## BEGIN Task data

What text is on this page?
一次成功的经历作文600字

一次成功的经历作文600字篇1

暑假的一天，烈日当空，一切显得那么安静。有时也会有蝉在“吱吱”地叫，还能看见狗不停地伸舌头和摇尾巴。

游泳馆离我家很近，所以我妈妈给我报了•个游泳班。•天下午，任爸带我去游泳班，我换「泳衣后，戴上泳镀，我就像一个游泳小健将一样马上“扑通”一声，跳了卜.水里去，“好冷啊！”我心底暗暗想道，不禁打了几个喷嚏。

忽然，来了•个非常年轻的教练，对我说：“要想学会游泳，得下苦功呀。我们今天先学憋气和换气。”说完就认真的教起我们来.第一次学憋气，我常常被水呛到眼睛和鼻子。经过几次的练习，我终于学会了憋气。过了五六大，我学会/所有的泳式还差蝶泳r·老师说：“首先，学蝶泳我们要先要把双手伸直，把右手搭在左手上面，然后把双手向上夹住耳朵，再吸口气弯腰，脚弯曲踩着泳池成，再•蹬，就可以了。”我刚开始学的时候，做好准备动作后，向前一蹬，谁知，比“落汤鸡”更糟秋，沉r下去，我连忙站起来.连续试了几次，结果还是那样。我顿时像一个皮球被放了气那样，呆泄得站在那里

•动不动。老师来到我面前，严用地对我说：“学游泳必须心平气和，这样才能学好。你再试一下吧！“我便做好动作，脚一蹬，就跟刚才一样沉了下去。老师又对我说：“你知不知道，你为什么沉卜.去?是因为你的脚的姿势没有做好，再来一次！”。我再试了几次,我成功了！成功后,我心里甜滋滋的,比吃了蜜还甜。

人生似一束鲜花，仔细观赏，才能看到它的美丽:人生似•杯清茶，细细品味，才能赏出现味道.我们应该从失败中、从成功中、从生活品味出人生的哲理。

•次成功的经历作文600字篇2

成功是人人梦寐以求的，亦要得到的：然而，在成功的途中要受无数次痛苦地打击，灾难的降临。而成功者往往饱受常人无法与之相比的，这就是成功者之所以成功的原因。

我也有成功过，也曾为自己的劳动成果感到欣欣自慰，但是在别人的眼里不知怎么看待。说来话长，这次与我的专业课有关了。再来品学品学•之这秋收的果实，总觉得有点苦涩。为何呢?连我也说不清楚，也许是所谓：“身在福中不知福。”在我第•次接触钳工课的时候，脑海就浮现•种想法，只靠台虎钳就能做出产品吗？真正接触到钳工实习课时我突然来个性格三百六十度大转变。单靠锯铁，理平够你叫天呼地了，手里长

## END Task data

Take the listing above and set it down exactly.

What text is on this page?
一次成功的经历作文600字

一次成功的经历作文600字篇1

暑假的一天，烈日当空，一切显得那么安静。有时也会有蝉在“吱吱”地叫，还能看见狗不停地伸舌头和摇尾巴。

游泳馆离我家很近，所以我妈妈给我报了•个游泳班。•天下午，任爸带我去游泳班，我换「泳衣后，戴上泳镀，我就像一个游泳小健将一样马上“扑通”一声，跳了卜.水里去，“好冷啊！”我心底暗暗想道，不禁打了几个喷嚏。

忽然，来了•个非常年轻的教练，对我说：“要想学会游泳，得下苦功呀。我们今天先学憋气和换气。”说完就认真的教起我们来.第一次学憋气，我常常被水呛到眼睛和鼻子。经过几次的练习，我终于学会了憋气。过了五六大，我学会/所有的泳式还差蝶泳r·老师说：“首先，学蝶泳我们要先要把双手伸直，把右手搭在左手上面，然后把双手向上夹住耳朵，再吸口气弯腰，脚弯曲踩着泳池成，再•蹬，就可以了。”我刚开始学的时候，做好准备动作后，向前一蹬，谁知，比“落汤鸡”更糟秋，沉r下去，我连忙站起来.连续试了几次，结果还是那样。我顿时像一个皮球被放了气那样，呆泄得站在那里

•动不动。老师来到我面前，严用地对我说：“学游泳必须心平气和，这样才能学好。你再试一下吧！“我便做好动作，脚一蹬，就跟刚才一样沉了下去。老师又对我说：“你知不知道，你为什么沉卜.去?是因为你的脚的姿势没有做好，再来一次！”。我再试了几次,我成功了！成功后,我心里甜滋滋的,比吃了蜜还甜。

人生似一束鲜花，仔细观赏，才能看到它的美丽:人生似•杯清茶，细细品味，才能赏出现味道.我们应该从失败中、从成功中、从生活品味出人生的哲理。

•次成功的经历作文600字篇2

成功是人人梦寐以求的，亦要得到的：然而，在成功的途中要受无数次痛苦地打击，灾难的降临。而成功者往往饱受常人无法与之相比的，这就是成功者之所以成功的原因。

我也有成功过，也曾为自己的劳动成果感到欣欣自慰，但是在别人的眼里不知怎么看待。说来话长，这次与我的专业课有关了。再来品学品学•之这秋收的果实，总觉得有点苦涩。为何呢?连我也说不清楚，也许是所谓：“身在福中不知福。”在我第•次接触钳工课的时候，脑海就浮现•种想法，只靠台虎钳就能做出产品吗？真正接触到钳工实习课时我突然来个性格三百六十度大转变。单靠锯铁，理平够你叫天呼地了，手里长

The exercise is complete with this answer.